● Source document
Discussing the present work, referring to it by its English title Racehorses, Jean Sutherland Boggs wrote: "One of Degas’ few racing paintings from the seventies is Racehorses, originally called Out of the Paddock. It was probably first painted not long after Racehorses at Longchamp [fig. 2], and the landscape and the jockeys’ silks and positions are similar. Originally Degas was disappointed with Out of the Paddock, since it was one of the five [sic.] paintings he had asked Faure to buy back for him from Durand-Ruel in 1874. Although he did not sell it again until 1891, Degas was able to make the changes in it as he wished. Most of these probably occurred not long after the painting was returned" (J. S. Boggs, op. cit., pp. 106-07).

"It is difficult to determine when the jockeys were painted. The rider controlling a balking horse at the far left and a more sedentary jockey putting his weight on his hand at the far right became stock figures in Degas’ works and, although somewhat amorphous here, may have been painted either before 1872 or after 1874. The same is true of the more subdued jockeys in the background. The two jockeys closest to the picture plane were likely there from the beginning. The profile is a reminder of Degas’ continuing efforts since The Gentlemen’s Race of 1862. The back of the jockey echoes his studies from about 1868 and, in particular, of the jockey in Racehorses at Longchamp [fig. 2]. Their relationship to each other is based on the drawings Degas had made of the procession of the Magi in the Palazzo Medici-Riccardi in Florence [fig. 3]" (ibid., p. 107).

● Supplied data

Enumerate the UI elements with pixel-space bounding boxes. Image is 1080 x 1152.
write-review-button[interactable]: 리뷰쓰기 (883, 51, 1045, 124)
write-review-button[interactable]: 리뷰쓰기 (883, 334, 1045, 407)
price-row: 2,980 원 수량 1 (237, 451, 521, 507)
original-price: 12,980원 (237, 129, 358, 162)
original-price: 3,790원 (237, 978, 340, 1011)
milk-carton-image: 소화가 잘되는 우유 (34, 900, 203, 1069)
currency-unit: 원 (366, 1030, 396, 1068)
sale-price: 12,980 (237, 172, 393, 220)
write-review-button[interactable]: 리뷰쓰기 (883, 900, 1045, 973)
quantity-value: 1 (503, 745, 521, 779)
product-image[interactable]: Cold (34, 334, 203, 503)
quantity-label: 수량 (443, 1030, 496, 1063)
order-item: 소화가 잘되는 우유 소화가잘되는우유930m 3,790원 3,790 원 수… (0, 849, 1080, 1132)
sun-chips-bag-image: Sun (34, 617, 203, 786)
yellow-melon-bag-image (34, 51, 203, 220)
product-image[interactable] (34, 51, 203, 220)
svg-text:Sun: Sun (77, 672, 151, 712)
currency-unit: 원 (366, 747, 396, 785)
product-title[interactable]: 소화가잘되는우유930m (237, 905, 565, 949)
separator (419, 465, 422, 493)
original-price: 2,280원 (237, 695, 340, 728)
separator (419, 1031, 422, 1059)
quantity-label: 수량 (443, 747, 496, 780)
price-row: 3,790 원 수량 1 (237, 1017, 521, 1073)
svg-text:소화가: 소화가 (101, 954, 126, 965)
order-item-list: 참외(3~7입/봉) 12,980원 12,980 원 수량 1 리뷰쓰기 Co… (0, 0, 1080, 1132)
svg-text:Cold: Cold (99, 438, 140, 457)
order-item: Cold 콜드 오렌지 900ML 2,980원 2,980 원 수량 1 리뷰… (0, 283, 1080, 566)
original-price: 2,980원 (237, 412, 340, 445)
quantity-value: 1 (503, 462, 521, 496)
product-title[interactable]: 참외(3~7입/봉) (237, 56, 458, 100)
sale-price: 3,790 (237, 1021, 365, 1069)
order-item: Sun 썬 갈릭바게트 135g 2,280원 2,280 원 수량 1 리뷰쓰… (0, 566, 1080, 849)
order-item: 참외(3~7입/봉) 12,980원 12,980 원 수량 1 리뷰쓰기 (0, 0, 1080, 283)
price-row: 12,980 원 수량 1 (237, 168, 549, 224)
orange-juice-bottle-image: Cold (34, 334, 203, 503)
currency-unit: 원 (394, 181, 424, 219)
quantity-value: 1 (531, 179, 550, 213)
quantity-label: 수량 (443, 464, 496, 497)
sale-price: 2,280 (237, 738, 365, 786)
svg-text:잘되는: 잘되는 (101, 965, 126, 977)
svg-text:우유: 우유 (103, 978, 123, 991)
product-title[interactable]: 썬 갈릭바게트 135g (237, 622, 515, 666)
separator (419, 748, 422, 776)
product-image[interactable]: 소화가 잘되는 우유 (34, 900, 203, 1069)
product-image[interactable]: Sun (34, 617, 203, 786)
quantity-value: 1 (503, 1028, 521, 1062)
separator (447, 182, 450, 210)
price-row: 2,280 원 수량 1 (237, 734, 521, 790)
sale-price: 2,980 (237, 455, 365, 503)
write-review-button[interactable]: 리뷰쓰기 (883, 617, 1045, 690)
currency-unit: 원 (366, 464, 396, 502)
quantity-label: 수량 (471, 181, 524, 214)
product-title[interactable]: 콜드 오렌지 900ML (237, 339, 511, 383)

● Work request
Print the passage on Degas's Racehorses word for word, starting with "Discussing the present" and going on through "cit., pp. 106-07).".

● Exercise result
Discussing the present work, referring to it by its English title Racehorses, Jean Sutherland Boggs wrote: "One of Degas’ few racing paintings from the seventies is Racehorses, originally called Out of the Paddock. It was probably first painted not long after Racehorses at Longchamp [fig. 2], and the landscape and the jockeys’ silks and positions are similar. Originally Degas was disappointed with Out of the Paddock, since it was one of the five [sic.] paintings he had asked Faure to buy back for him from Durand-Ruel in 1874. Although he did not sell it again until 1891, Degas was able to make the changes in it as he wished. Most of these probably occurred not long after the painting was returned" (J. S. Boggs, op. cit., pp. 106-07).